Work to be completed => Report every line of the records below that includes the string "this".

Raw data =>
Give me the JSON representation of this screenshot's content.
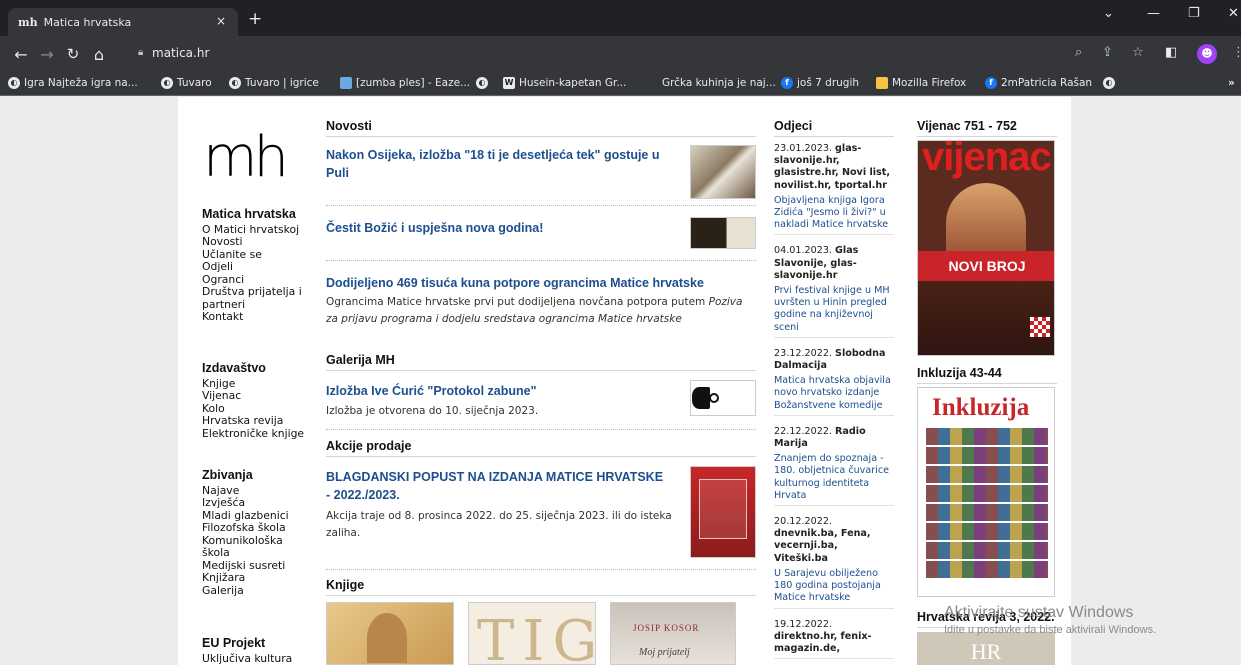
{
  "browser": {
    "tab_title": "Matica hrvatska",
    "tab_favicon": "mh",
    "tab_close": "×",
    "new_tab": "+",
    "url": "matica.hr",
    "bookmarks": [
      {
        "icon": "page-icon",
        "label": "Igra Najteža igra na..."
      },
      {
        "icon": "globe-icon",
        "label": "Tuvaro"
      },
      {
        "icon": "globe-icon",
        "label": "Tuvaro | igrice"
      },
      {
        "icon": "image-icon",
        "label": "[zumba ples] - Eaze..."
      },
      {
        "icon": "globe-icon",
        "label": ""
      },
      {
        "icon": "w-icon",
        "label": "Husein-kapetan Gr..."
      },
      {
        "icon": "none",
        "label": "Grčka kuhinja je naj..."
      },
      {
        "icon": "facebook-icon",
        "label": "još 7 drugih"
      },
      {
        "icon": "folder-icon",
        "label": "Mozilla Firefox"
      },
      {
        "icon": "facebook-icon",
        "label": "2mPatricia Rašan"
      },
      {
        "icon": "globe-icon",
        "label": ""
      }
    ],
    "bookmarks_overflow": "»"
  },
  "sidebar": {
    "logo": "mh",
    "sections": [
      {
        "title": "Matica hrvatska",
        "items": [
          "O Matici hrvatskoj",
          "Novosti",
          "Učlanite se",
          "Odjeli",
          "Ogranci",
          "Društva prijatelja i partneri",
          "Kontakt"
        ]
      },
      {
        "title": "Izdavaštvo",
        "items": [
          "Knjige",
          "Vijenac",
          "Kolo",
          "Hrvatska revija",
          "Elektroničke knjige"
        ]
      },
      {
        "title": "Zbivanja",
        "items": [
          "Najave",
          "Izvješća",
          "Mladi glazbenici",
          "Filozofska škola",
          "Komunikološka škola",
          "Medijski susreti",
          "Knjižara",
          "Galerija"
        ]
      },
      {
        "title": "EU Projekt",
        "items": [
          "Uključiva kultura"
        ]
      }
    ]
  },
  "main": {
    "novosti_heading": "Novosti",
    "news": [
      {
        "title": "Nakon Osijeka, izložba \"18 ti je desetljeća tek\" gostuje u Puli",
        "desc": ""
      },
      {
        "title": "Čestit Božić i uspješna nova godina!",
        "desc": ""
      },
      {
        "title": "Dodijeljeno 469 tisuća kuna potpore ograncima Matice hrvatske",
        "desc": "Ograncima Matice hrvatske prvi put dodijeljena novčana potpora putem",
        "desc_italic": "Poziva za prijavu programa i dodjelu sredstava ograncima Matice hrvatske"
      }
    ],
    "galerija_heading": "Galerija MH",
    "galerija": {
      "title": "Izložba Ive Ćurić \"Protokol zabune\"",
      "desc": "Izložba je otvorena do 10. siječnja 2023."
    },
    "akcije_heading": "Akcije prodaje",
    "akcije": {
      "title": "BLAGDANSKI POPUST NA IZDANJA MATICE HRVATSKE - 2022./2023.",
      "desc": "Akcija traje od 8. prosinca 2022. do 25. siječnja 2023. ili do isteka zaliha."
    },
    "knjige_heading": "Knjige",
    "book_texts": [
      "JOSIP KOSOR",
      "Moj prijatelj"
    ]
  },
  "odjeci": {
    "heading": "Odjeci",
    "items": [
      {
        "date": "23.01.2023.",
        "sources": "glas-slavonije.hr, glasistre.hr, Novi list, novilist.hr, tportal.hr",
        "link": "Objavljena knjiga Igora Zidića \"Jesmo li živi?\" u nakladi Matice hrvatske"
      },
      {
        "date": "04.01.2023.",
        "sources": "Glas Slavonije, glas-slavonije.hr",
        "link": "Prvi festival knjige u MH uvršten u Hinin pregled godine na književnoj sceni"
      },
      {
        "date": "23.12.2022.",
        "sources": "Slobodna Dalmacija",
        "link": "Matica hrvatska objavila novo hrvatsko izdanje Božanstvene komedije"
      },
      {
        "date": "22.12.2022.",
        "sources": "Radio Marija",
        "link": "Znanjem do spoznaja - 180. obljetnica čuvarice kulturnog identiteta Hrvata"
      },
      {
        "date": "20.12.2022.",
        "sources": "dnevnik.ba, Fena, vecernji.ba, Viteški.ba",
        "link": "U Sarajevu obilježeno 180 godina postojanja Matice hrvatske"
      },
      {
        "date": "19.12.2022.",
        "sources": "direktno.hr, fenix-magazin.de,",
        "link": ""
      }
    ]
  },
  "right": {
    "vijenac_heading": "Vijenac 751 - 752",
    "vijenac_cover_title": "vijenac",
    "vijenac_banner": "NOVI BROJ",
    "inkluzija_heading": "Inkluzija 43-44",
    "inkluzija_cover_title": "Inkluzija",
    "revija_heading": "Hrvatska revija 3, 2022.",
    "revija_cover_text": "HR"
  },
  "watermark": {
    "line1": "Aktivirajte sustav Windows",
    "line2": "Idite u postavke da biste aktivirali Windows."
  }
}
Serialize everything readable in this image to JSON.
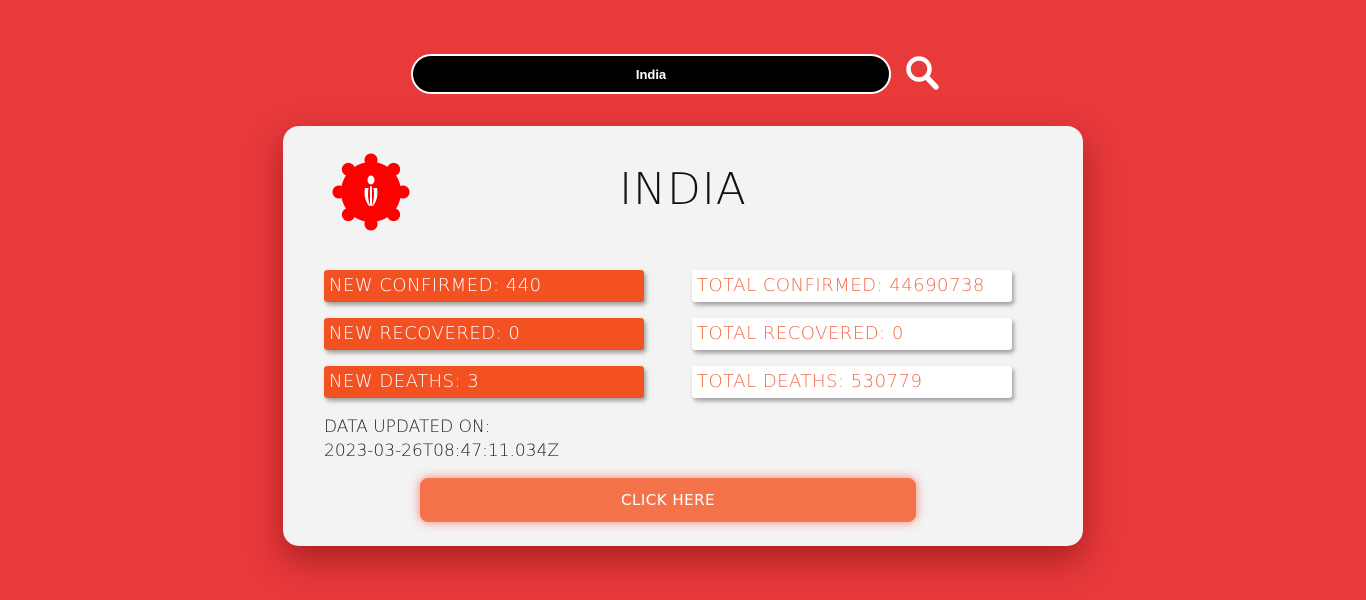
{
  "search": {
    "value": "India",
    "icon": "search-icon"
  },
  "card": {
    "logo_icon": "virus-icon",
    "country": "INDIA",
    "stats": {
      "new_confirmed": "NEW CONFIRMED: 440",
      "new_recovered": "NEW RECOVERED: 0",
      "new_deaths": "NEW DEATHS: 3",
      "total_confirmed": "TOTAL CONFIRMED: 44690738",
      "total_recovered": "TOTAL RECOVERED: 0",
      "total_deaths": "TOTAL DEATHS: 530779"
    },
    "updated_label": "DATA UPDATED ON:",
    "updated_value": "2023-03-26T08:47:11.034Z",
    "button_label": "CLICK HERE"
  },
  "colors": {
    "background": "#e8393b",
    "card": "#f3f3f3",
    "new_stat": "#f45122",
    "total_stat_text": "#f26b4a",
    "button": "#f5734a",
    "virus": "#ff0000"
  }
}
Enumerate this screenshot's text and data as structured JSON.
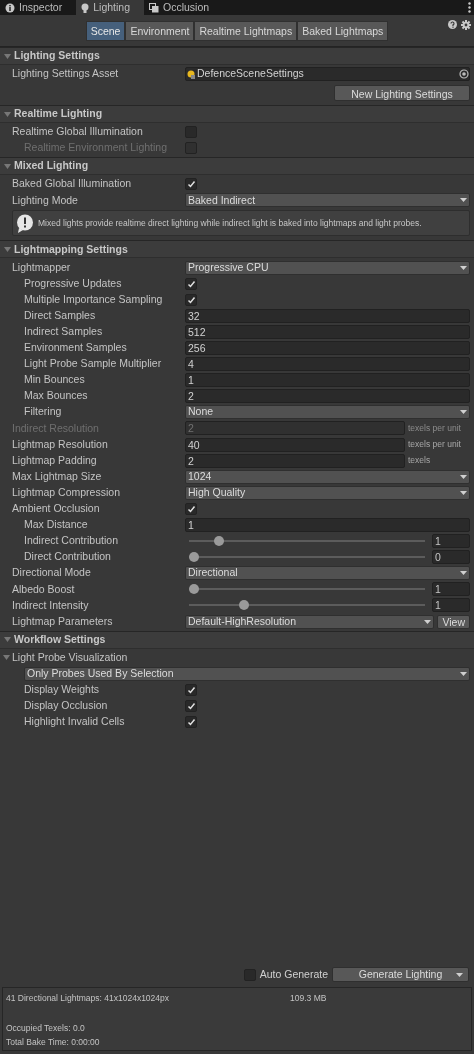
{
  "window_tabs": [
    {
      "label": "Inspector",
      "selected": false
    },
    {
      "label": "Lighting",
      "selected": true
    },
    {
      "label": "Occlusion",
      "selected": false
    }
  ],
  "toolbar": [
    {
      "label": "Scene",
      "selected": true
    },
    {
      "label": "Environment",
      "selected": false
    },
    {
      "label": "Realtime Lightmaps",
      "selected": false
    },
    {
      "label": "Baked Lightmaps",
      "selected": false
    }
  ],
  "sections": [
    {
      "title": "Lighting Settings",
      "expanded": true,
      "items": [
        {
          "kind": "object",
          "label": "Lighting Settings Asset",
          "value": "DefenceSceneSettings"
        },
        {
          "kind": "button",
          "label": "New Lighting Settings"
        }
      ]
    },
    {
      "title": "Realtime Lighting",
      "expanded": true,
      "items": [
        {
          "kind": "toggle",
          "label": "Realtime Global Illumination",
          "checked": false,
          "disabled": false,
          "children": [
            {
              "kind": "toggle",
              "label": "Realtime Environment Lighting",
              "checked": false,
              "disabled": true
            }
          ]
        }
      ]
    },
    {
      "title": "Mixed Lighting",
      "expanded": true,
      "items": [
        {
          "kind": "toggle",
          "label": "Baked Global Illumination",
          "checked": true,
          "disabled": false
        },
        {
          "kind": "dropdown",
          "label": "Lighting Mode",
          "value": "Baked Indirect"
        },
        {
          "kind": "help",
          "text": "Mixed lights provide realtime direct lighting while indirect light is baked into lightmaps and light probes."
        }
      ]
    },
    {
      "title": "Lightmapping Settings",
      "expanded": true,
      "items": [
        {
          "kind": "dropdown",
          "label": "Lightmapper",
          "value": "Progressive CPU",
          "children": [
            {
              "kind": "toggle",
              "label": "Progressive Updates",
              "checked": true,
              "disabled": false
            },
            {
              "kind": "toggle",
              "label": "Multiple Importance Sampling",
              "checked": true,
              "disabled": false
            },
            {
              "kind": "field",
              "label": "Direct Samples",
              "value": "32",
              "disabled": false
            },
            {
              "kind": "field",
              "label": "Indirect Samples",
              "value": "512",
              "disabled": false
            },
            {
              "kind": "field",
              "label": "Environment Samples",
              "value": "256",
              "disabled": false
            },
            {
              "kind": "field",
              "label": "Light Probe Sample Multiplier",
              "value": "4",
              "disabled": false
            },
            {
              "kind": "field",
              "label": "Min Bounces",
              "value": "1",
              "disabled": false
            },
            {
              "kind": "field",
              "label": "Max Bounces",
              "value": "2",
              "disabled": false
            },
            {
              "kind": "dropdown",
              "label": "Filtering",
              "value": "None"
            }
          ]
        },
        {
          "kind": "field",
          "label": "Indirect Resolution",
          "value": "2",
          "units": "texels per unit",
          "disabled": true
        },
        {
          "kind": "field",
          "label": "Lightmap Resolution",
          "value": "40",
          "units": "texels per unit",
          "disabled": false
        },
        {
          "kind": "field",
          "label": "Lightmap Padding",
          "value": "2",
          "units": "texels",
          "disabled": false
        },
        {
          "kind": "dropdown",
          "label": "Max Lightmap Size",
          "value": "1024"
        },
        {
          "kind": "dropdown",
          "label": "Lightmap Compression",
          "value": "High Quality"
        },
        {
          "kind": "toggle",
          "label": "Ambient Occlusion",
          "checked": true,
          "disabled": false,
          "children": [
            {
              "kind": "field",
              "label": "Max Distance",
              "value": "1",
              "disabled": false
            },
            {
              "kind": "slider",
              "label": "Indirect Contribution",
              "level": 0.11,
              "value": "1"
            },
            {
              "kind": "slider",
              "label": "Direct Contribution",
              "level": 0,
              "value": "0"
            }
          ]
        },
        {
          "kind": "dropdown",
          "label": "Directional Mode",
          "value": "Directional"
        },
        {
          "kind": "slider",
          "label": "Albedo Boost",
          "level": 0,
          "value": "1"
        },
        {
          "kind": "slider",
          "label": "Indirect Intensity",
          "level": 0.22,
          "value": "1"
        },
        {
          "kind": "dropdown",
          "label": "Lightmap Parameters",
          "value": "Default-HighResolution",
          "button": "View"
        }
      ]
    },
    {
      "title": "Workflow Settings",
      "expanded": true,
      "items": [
        {
          "kind": "foldout",
          "label": "Light Probe Visualization",
          "expanded": true,
          "children": [
            {
              "kind": "dropdown",
              "value": "Only Probes Used By Selection"
            },
            {
              "kind": "toggle",
              "label": "Display Weights",
              "checked": true,
              "disabled": false
            },
            {
              "kind": "toggle",
              "label": "Display Occlusion",
              "checked": true,
              "disabled": false
            },
            {
              "kind": "toggle",
              "label": "Highlight Invalid Cells",
              "checked": true,
              "disabled": false
            }
          ]
        }
      ]
    }
  ],
  "footer": {
    "auto_generate": {
      "label": "Auto Generate",
      "checked": false
    },
    "generate_button": "Generate Lighting",
    "stats": [
      {
        "text": "41 Directional Lightmaps: 41x1024x1024px",
        "value": "109.3 MB"
      },
      {
        "text": "Occupied Texels: 0.0"
      },
      {
        "text": "Total Bake Time: 0:00:00"
      }
    ]
  }
}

Answer area =>
Give me the JSON representation of this screenshot's content.
Serialize everything readable in this image to JSON.
Enumerate this screenshot's text and data as structured JSON.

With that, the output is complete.